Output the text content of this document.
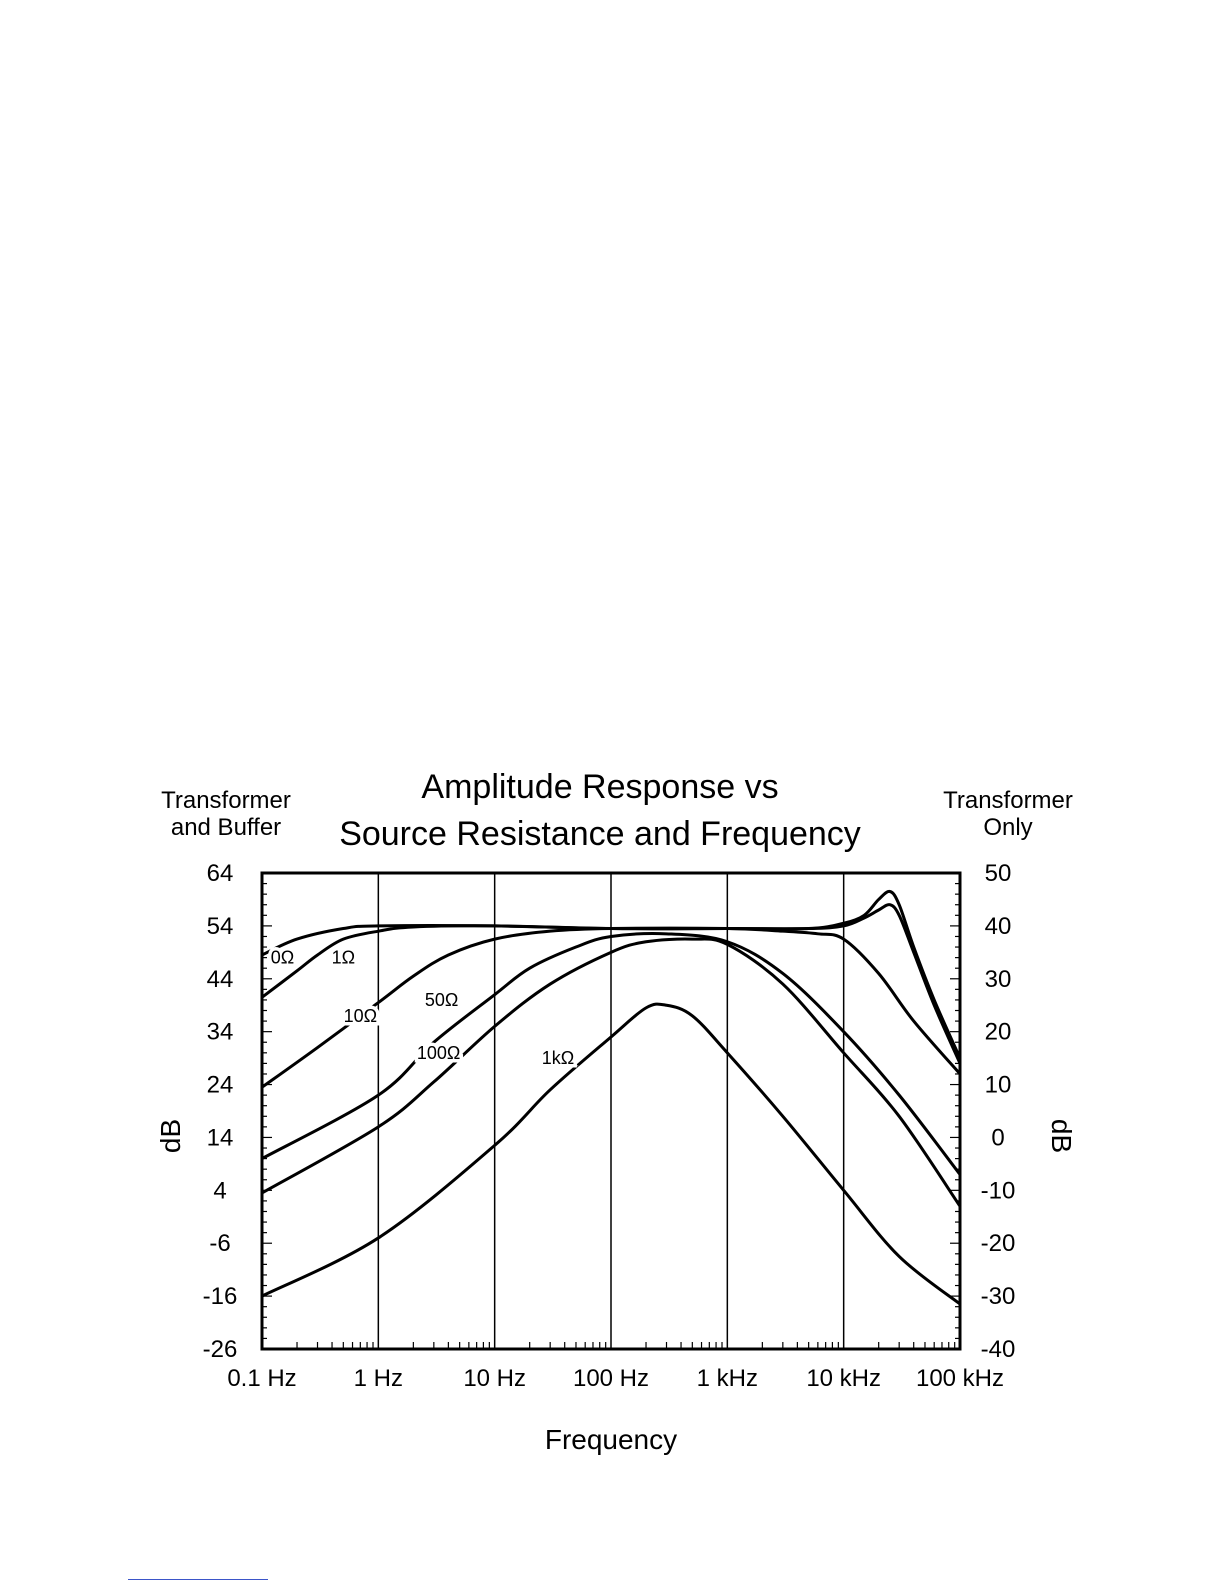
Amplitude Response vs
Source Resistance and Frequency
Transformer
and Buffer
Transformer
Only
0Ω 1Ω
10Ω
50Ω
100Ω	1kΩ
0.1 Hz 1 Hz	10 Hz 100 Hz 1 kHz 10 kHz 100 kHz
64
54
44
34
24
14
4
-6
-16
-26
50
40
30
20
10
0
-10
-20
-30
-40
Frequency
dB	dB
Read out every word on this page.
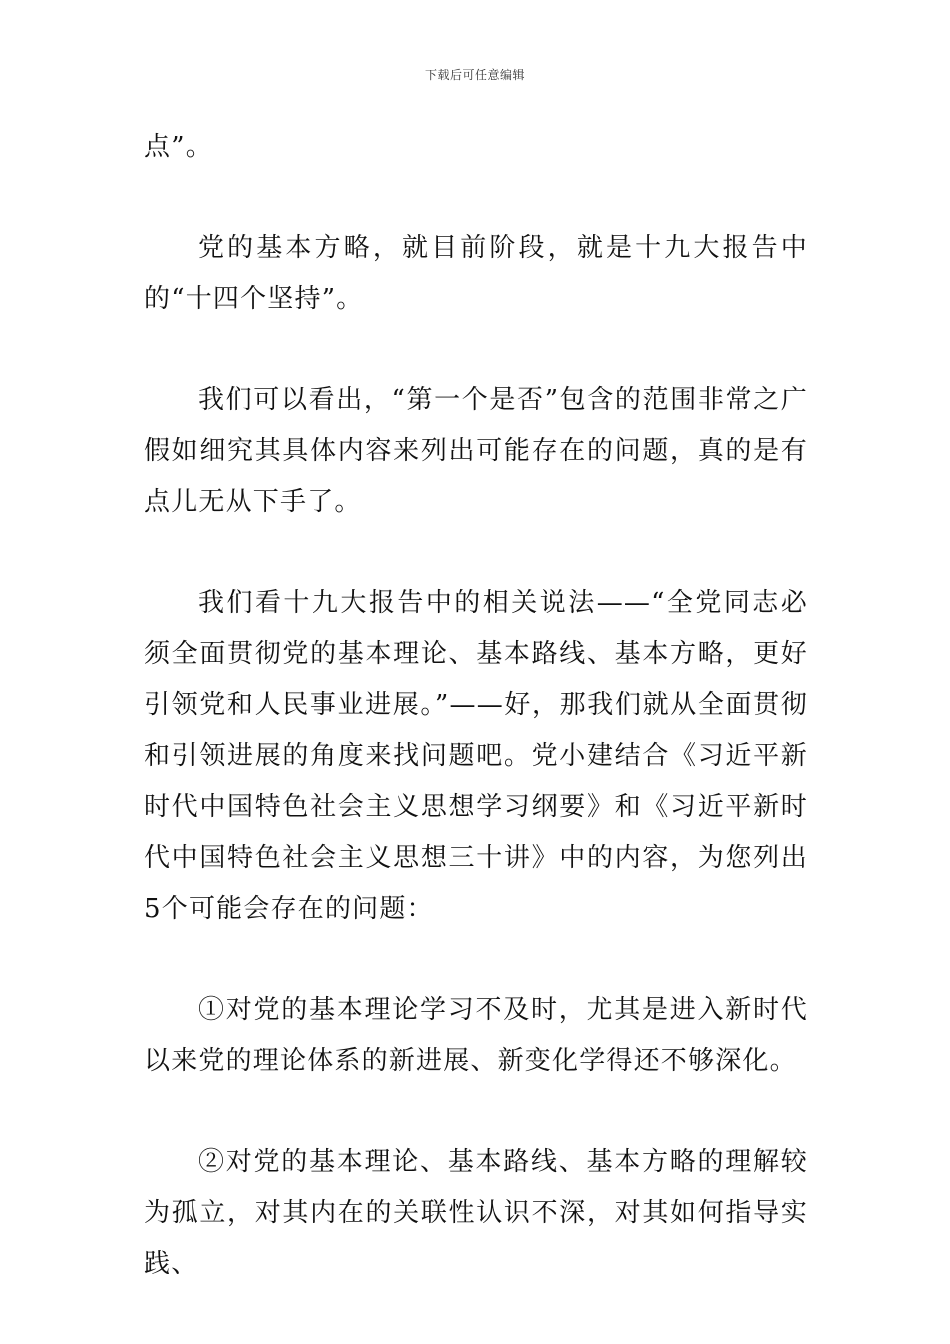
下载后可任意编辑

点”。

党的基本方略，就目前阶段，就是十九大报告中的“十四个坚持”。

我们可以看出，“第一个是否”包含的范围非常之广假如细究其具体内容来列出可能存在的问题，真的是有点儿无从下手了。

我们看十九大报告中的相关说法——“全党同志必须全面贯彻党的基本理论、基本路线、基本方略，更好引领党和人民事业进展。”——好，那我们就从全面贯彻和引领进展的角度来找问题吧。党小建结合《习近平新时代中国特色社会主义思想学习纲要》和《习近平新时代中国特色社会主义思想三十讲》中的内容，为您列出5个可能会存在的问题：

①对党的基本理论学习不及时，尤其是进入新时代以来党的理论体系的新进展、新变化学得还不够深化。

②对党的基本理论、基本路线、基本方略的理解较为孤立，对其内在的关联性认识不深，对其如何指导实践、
---
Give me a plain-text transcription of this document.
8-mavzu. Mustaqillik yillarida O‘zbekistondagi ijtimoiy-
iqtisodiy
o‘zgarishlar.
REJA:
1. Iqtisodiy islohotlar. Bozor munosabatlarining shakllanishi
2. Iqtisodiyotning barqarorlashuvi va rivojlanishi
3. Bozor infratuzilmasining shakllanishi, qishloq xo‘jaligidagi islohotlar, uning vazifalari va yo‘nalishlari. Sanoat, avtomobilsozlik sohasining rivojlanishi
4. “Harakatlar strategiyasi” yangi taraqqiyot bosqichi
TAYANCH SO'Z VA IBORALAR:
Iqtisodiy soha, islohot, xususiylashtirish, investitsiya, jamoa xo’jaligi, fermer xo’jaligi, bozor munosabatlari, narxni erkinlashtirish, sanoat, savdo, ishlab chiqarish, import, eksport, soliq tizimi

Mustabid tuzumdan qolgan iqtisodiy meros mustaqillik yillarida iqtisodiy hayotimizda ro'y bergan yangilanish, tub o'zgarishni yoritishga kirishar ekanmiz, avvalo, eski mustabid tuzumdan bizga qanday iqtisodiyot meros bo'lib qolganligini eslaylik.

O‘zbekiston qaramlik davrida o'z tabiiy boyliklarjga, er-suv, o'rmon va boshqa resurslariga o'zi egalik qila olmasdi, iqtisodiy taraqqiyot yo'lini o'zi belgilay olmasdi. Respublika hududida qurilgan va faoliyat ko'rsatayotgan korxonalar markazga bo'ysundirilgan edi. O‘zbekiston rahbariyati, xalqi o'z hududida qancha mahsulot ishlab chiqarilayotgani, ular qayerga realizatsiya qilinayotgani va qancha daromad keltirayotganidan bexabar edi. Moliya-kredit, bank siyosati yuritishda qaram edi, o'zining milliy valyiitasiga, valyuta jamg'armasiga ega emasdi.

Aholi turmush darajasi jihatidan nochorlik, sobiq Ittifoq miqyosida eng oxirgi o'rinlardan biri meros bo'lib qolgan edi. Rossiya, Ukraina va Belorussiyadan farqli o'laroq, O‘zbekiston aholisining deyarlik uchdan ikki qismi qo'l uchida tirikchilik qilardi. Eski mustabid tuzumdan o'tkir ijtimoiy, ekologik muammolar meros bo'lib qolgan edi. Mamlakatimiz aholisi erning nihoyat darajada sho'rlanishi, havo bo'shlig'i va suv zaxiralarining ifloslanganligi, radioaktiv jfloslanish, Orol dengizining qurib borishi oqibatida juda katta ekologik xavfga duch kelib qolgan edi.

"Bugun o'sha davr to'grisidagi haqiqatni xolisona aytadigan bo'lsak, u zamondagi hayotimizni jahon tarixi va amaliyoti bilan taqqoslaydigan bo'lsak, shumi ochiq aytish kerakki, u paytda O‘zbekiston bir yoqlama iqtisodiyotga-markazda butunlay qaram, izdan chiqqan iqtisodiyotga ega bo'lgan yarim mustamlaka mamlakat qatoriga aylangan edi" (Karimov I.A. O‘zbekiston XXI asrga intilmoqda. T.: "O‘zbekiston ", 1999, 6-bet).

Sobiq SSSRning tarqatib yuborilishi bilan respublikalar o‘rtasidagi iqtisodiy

What to produce> Copy out every line in the listing where the word "yillarida" appears.

Result of this exercise>
8-mavzu. Mustaqillik yillarida O‘zbekistondagi ijtimoiy-
Mustabid tuzumdan qolgan iqtisodiy meros mustaqillik yillarida iqtisodiy hayotimizda ro'y bergan yangilanish, tub o'zgarishni yoritishga kirishar ekanmiz, avvalo, eski mustabid tuzumdan bizga qanday iqtisodiyot meros bo'lib qolganligini eslaylik.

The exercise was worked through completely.